* _Task to complete_
Identify each line below that contains the word "this", and copy it out.

Stored data entries:
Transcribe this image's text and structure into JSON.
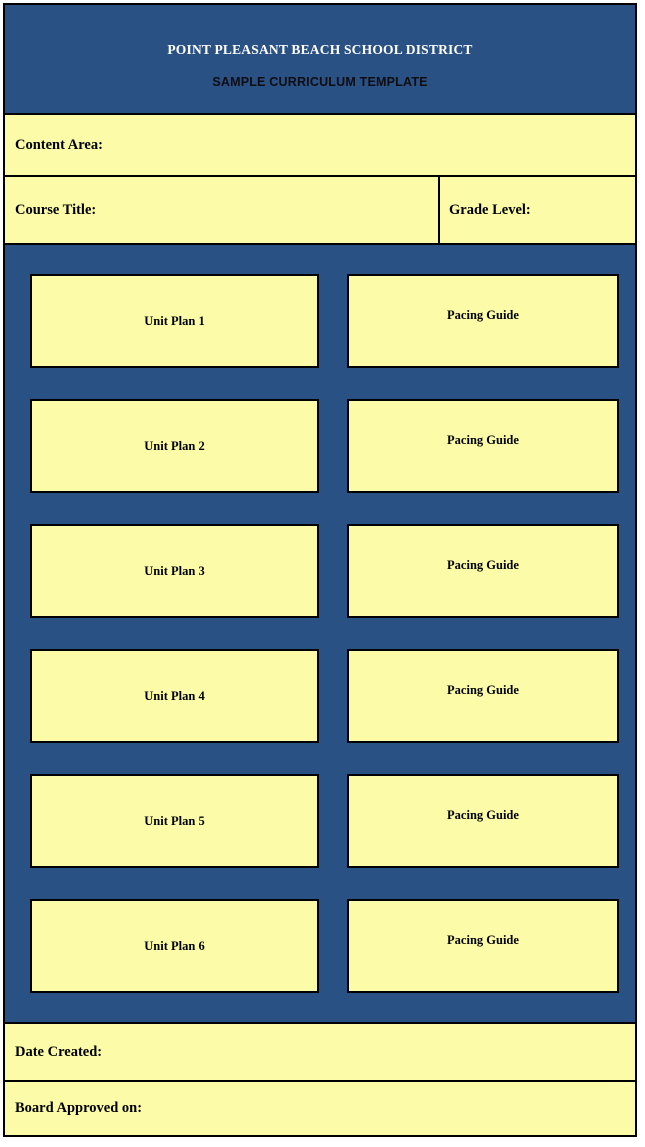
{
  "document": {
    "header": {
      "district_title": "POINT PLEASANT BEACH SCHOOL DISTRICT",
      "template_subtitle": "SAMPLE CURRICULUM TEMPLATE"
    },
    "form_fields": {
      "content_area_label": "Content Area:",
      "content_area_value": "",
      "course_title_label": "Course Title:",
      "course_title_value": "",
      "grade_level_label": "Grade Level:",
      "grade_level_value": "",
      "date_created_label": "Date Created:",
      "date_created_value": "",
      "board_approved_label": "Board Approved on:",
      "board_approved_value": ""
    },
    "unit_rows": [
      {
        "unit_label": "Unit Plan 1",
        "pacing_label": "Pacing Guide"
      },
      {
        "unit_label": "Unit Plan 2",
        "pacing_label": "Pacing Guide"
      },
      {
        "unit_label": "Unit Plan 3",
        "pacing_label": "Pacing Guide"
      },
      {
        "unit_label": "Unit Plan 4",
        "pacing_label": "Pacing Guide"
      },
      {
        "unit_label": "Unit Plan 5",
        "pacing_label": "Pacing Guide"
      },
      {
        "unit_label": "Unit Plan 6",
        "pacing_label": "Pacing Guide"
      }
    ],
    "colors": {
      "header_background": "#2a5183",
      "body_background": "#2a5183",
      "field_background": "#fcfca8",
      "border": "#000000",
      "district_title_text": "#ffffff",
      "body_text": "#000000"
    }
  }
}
* * *
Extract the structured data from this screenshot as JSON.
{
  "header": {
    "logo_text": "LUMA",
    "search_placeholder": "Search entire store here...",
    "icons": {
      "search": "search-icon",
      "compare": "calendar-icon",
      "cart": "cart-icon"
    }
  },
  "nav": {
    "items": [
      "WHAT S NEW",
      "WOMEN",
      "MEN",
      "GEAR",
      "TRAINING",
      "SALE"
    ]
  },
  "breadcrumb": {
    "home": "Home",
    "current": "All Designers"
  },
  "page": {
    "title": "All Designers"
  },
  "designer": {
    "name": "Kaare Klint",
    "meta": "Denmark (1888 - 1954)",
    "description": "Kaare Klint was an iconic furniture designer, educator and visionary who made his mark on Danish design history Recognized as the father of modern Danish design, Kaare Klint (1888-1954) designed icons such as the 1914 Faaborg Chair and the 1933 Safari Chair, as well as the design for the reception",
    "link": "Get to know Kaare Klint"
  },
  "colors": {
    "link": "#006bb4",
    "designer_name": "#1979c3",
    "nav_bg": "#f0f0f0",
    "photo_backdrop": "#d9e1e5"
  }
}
---
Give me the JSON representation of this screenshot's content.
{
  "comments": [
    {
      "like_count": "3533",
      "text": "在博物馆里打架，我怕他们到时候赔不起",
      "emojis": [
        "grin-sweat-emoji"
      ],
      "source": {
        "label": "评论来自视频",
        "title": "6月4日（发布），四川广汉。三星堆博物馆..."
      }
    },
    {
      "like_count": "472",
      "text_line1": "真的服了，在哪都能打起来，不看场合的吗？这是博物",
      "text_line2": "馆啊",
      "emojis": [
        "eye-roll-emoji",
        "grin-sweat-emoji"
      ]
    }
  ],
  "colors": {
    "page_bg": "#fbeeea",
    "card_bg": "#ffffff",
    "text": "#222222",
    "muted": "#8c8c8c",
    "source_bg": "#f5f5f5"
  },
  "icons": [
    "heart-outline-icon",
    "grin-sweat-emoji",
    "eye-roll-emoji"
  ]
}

* _Problem solution_
Transcribe this image's text and structure into JSON.
Extract the structured data from this screenshot as JSON.
Give me the JSON representation of this screenshot's content.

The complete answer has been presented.